■ MATERIALS PROVIDED
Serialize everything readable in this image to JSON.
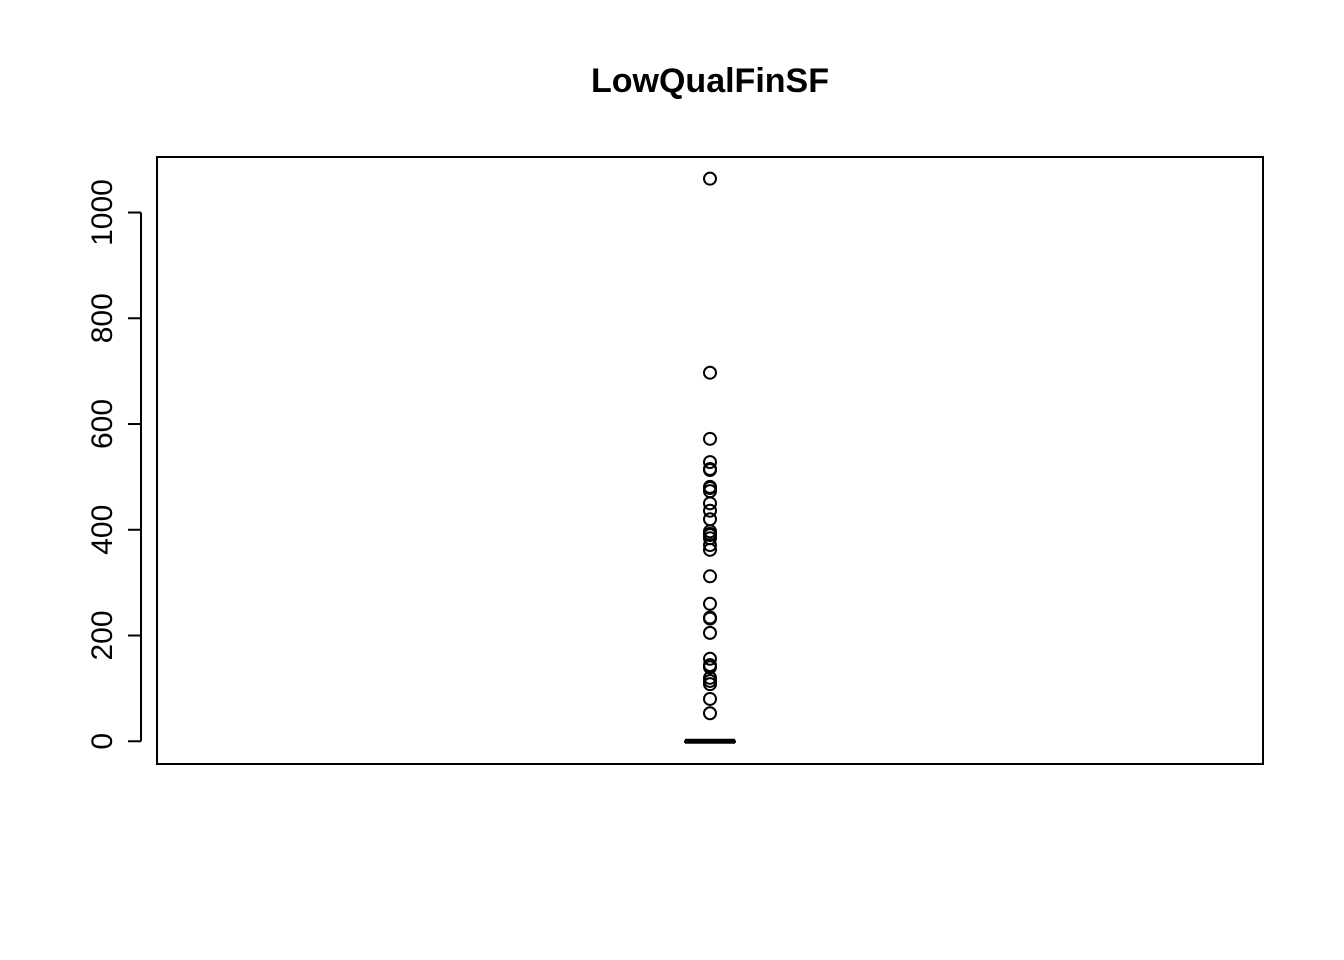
{
  "chart_data": {
    "type": "boxplot",
    "title": "LowQualFinSF",
    "xlabel": "",
    "ylabel": "",
    "ylim": [
      -43,
      1105
    ],
    "y_ticks": [
      0,
      200,
      400,
      600,
      800,
      1000
    ],
    "y_tick_labels": [
      "0",
      "200",
      "400",
      "600",
      "800",
      "1000"
    ],
    "grid": false,
    "legend": "none",
    "box": {
      "min": 0,
      "q1": 0,
      "median": 0,
      "q3": 0,
      "max": 0
    },
    "outliers": [
      1064,
      697,
      572,
      528,
      515,
      513,
      481,
      479,
      473,
      450,
      436,
      420,
      397,
      392,
      390,
      384,
      371,
      362,
      312,
      260,
      234,
      232,
      205,
      156,
      144,
      140,
      120,
      114,
      108,
      80,
      53
    ],
    "colors": {
      "stroke": "#000000",
      "background": "#ffffff"
    }
  }
}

■ WRITTEN INSTRUCTION
Copy all the records above exactly, but leave out the pictures.

■ RESPONSE TO THIS TASK
Serialize everything readable in this image to JSON.
{
  "chart_data": {
    "type": "boxplot",
    "title": "LowQualFinSF",
    "xlabel": "",
    "ylabel": "",
    "ylim": [
      -43,
      1105
    ],
    "y_ticks": [
      0,
      200,
      400,
      600,
      800,
      1000
    ],
    "y_tick_labels": [
      "0",
      "200",
      "400",
      "600",
      "800",
      "1000"
    ],
    "grid": false,
    "legend": "none",
    "box": {
      "min": 0,
      "q1": 0,
      "median": 0,
      "q3": 0,
      "max": 0
    },
    "outliers": [
      1064,
      697,
      572,
      528,
      515,
      513,
      481,
      479,
      473,
      450,
      436,
      420,
      397,
      392,
      390,
      384,
      371,
      362,
      312,
      260,
      234,
      232,
      205,
      156,
      144,
      140,
      120,
      114,
      108,
      80,
      53
    ],
    "colors": {
      "stroke": "#000000",
      "background": "#ffffff"
    }
  }
}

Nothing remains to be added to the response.